• **What to produce**:
Omit every picture while repeating the entries exactly.

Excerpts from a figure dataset
-- BEGIN --

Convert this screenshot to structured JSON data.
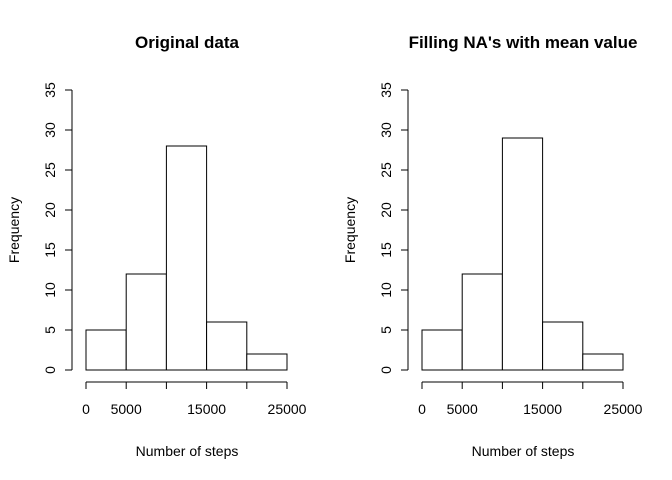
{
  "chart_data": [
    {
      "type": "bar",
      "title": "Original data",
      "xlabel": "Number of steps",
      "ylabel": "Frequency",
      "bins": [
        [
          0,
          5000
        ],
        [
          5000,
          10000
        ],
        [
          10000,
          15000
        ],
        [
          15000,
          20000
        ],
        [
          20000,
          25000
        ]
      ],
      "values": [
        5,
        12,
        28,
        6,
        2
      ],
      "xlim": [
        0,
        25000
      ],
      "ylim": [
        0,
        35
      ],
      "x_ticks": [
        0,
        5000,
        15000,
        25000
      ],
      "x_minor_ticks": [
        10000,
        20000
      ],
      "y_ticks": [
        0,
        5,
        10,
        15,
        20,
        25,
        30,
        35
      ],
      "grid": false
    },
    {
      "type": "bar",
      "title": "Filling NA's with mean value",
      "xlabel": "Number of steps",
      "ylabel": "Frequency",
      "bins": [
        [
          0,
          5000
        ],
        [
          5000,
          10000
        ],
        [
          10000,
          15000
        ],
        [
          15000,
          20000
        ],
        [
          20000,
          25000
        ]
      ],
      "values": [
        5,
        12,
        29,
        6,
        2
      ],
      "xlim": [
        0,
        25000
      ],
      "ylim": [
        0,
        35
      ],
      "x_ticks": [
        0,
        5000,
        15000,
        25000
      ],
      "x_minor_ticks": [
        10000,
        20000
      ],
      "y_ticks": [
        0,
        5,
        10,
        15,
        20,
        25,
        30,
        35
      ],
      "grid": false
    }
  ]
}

-- END --

• **Worked answer**:
Convert this screenshot to structured JSON data.
{
  "chart_data": [
    {
      "type": "bar",
      "title": "Original data",
      "xlabel": "Number of steps",
      "ylabel": "Frequency",
      "bins": [
        [
          0,
          5000
        ],
        [
          5000,
          10000
        ],
        [
          10000,
          15000
        ],
        [
          15000,
          20000
        ],
        [
          20000,
          25000
        ]
      ],
      "values": [
        5,
        12,
        28,
        6,
        2
      ],
      "xlim": [
        0,
        25000
      ],
      "ylim": [
        0,
        35
      ],
      "x_ticks": [
        0,
        5000,
        15000,
        25000
      ],
      "x_minor_ticks": [
        10000,
        20000
      ],
      "y_ticks": [
        0,
        5,
        10,
        15,
        20,
        25,
        30,
        35
      ],
      "grid": false
    },
    {
      "type": "bar",
      "title": "Filling NA's with mean value",
      "xlabel": "Number of steps",
      "ylabel": "Frequency",
      "bins": [
        [
          0,
          5000
        ],
        [
          5000,
          10000
        ],
        [
          10000,
          15000
        ],
        [
          15000,
          20000
        ],
        [
          20000,
          25000
        ]
      ],
      "values": [
        5,
        12,
        29,
        6,
        2
      ],
      "xlim": [
        0,
        25000
      ],
      "ylim": [
        0,
        35
      ],
      "x_ticks": [
        0,
        5000,
        15000,
        25000
      ],
      "x_minor_ticks": [
        10000,
        20000
      ],
      "y_ticks": [
        0,
        5,
        10,
        15,
        20,
        25,
        30,
        35
      ],
      "grid": false
    }
  ]
}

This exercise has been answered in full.